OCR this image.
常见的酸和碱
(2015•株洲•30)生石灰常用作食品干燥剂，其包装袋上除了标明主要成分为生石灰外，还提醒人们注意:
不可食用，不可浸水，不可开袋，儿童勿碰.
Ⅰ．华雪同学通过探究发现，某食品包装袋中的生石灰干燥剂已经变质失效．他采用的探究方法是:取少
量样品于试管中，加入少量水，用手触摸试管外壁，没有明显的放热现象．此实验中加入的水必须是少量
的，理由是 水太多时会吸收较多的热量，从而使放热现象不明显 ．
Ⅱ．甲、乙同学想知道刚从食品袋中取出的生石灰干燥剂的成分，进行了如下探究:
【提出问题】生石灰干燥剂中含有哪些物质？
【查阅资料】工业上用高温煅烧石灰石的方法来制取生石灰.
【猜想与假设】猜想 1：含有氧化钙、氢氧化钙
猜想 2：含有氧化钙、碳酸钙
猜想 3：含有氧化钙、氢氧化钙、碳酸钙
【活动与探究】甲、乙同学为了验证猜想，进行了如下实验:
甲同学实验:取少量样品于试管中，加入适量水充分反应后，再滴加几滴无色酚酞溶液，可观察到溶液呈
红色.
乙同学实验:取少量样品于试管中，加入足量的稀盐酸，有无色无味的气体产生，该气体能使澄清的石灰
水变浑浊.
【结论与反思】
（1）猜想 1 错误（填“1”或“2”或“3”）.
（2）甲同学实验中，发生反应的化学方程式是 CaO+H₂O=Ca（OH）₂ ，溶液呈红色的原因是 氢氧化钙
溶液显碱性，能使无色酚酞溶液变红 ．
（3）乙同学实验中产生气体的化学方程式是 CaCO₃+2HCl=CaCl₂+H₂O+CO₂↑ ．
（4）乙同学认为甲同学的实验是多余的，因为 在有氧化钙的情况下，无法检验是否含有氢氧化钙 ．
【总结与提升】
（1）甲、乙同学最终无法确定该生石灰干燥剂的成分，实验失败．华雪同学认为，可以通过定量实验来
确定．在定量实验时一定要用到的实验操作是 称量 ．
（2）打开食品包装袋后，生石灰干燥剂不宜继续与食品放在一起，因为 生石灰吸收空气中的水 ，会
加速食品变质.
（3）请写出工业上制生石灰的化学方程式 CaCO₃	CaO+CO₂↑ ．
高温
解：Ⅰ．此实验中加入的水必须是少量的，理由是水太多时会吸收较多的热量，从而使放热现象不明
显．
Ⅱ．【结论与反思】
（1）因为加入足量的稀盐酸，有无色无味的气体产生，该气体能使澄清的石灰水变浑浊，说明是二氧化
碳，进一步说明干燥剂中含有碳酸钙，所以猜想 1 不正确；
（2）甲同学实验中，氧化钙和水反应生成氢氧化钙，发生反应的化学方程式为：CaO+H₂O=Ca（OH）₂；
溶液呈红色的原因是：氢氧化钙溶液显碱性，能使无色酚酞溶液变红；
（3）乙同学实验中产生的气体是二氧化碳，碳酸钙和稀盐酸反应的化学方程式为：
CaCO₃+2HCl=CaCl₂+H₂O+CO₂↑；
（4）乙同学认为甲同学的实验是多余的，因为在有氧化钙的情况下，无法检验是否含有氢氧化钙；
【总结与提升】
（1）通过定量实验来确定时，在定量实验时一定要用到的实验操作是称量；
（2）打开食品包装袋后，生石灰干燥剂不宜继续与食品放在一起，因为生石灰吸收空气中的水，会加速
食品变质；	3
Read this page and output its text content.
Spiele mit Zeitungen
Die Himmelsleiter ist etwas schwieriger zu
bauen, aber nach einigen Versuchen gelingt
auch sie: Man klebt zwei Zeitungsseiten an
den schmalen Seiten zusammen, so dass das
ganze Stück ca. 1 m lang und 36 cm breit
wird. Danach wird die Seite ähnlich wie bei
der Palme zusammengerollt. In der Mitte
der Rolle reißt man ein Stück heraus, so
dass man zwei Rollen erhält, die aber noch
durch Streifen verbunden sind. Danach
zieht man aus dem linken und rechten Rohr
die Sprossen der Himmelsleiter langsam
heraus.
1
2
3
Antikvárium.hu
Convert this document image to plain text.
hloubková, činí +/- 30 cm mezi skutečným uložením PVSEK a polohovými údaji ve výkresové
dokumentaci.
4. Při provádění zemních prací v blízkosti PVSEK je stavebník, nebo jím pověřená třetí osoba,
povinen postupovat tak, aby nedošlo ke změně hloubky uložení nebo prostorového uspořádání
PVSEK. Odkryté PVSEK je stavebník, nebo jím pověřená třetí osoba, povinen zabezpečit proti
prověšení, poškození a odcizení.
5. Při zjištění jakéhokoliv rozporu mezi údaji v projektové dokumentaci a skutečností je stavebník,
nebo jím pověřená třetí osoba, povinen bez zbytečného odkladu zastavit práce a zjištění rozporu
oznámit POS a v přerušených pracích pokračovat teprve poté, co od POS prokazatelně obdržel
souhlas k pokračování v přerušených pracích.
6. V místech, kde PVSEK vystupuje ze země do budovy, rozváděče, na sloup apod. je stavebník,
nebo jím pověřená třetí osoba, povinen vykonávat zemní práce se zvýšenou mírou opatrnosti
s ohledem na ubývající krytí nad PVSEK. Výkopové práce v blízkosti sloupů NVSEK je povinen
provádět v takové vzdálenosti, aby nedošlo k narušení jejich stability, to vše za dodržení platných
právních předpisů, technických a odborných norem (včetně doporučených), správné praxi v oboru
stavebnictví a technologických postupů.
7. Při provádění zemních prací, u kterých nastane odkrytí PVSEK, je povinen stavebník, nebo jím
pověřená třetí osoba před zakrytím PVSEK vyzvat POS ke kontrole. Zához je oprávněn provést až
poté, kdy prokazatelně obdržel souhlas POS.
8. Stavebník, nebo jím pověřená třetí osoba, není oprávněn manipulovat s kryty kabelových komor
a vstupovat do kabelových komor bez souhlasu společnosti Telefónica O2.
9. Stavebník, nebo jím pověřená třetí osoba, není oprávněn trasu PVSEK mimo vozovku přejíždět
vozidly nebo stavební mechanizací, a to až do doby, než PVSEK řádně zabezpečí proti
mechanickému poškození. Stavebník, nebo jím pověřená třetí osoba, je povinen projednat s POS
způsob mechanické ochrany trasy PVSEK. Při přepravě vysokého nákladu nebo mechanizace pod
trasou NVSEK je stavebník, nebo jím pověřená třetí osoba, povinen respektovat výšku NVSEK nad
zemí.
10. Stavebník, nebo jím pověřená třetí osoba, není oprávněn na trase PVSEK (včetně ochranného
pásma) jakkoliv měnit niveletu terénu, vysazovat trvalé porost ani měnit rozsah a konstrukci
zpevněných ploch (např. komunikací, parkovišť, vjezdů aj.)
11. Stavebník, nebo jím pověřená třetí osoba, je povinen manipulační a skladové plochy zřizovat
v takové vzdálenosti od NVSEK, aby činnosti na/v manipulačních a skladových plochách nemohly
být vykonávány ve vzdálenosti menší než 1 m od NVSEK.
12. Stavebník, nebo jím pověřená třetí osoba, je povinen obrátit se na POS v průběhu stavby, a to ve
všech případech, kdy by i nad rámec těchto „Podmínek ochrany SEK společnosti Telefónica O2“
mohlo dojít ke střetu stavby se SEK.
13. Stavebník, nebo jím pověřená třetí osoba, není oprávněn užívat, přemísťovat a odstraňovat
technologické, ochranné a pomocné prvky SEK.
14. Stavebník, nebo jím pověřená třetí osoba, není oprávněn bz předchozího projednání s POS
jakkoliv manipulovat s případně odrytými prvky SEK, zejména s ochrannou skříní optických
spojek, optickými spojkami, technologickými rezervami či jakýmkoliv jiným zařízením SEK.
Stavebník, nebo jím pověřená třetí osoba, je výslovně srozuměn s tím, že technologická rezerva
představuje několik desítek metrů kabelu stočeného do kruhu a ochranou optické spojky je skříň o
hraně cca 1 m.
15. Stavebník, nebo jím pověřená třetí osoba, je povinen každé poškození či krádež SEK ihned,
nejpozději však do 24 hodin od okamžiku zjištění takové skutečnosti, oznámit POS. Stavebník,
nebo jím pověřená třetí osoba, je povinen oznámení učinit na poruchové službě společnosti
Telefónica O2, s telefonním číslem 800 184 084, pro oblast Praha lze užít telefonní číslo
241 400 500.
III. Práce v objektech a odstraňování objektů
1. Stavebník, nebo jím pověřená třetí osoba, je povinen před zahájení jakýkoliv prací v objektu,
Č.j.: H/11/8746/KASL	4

════

Task description:
Where a line of the material above holds the string "ochrany", copy that line.

Full solution:
způsob mechanické ochrany trasy PVSEK. Při přepravě vysokého nákladu nebo mechanizace pod
všech případech, kdy by i nad rámec těchto „Podmínek ochrany SEK společnosti Telefónica O2“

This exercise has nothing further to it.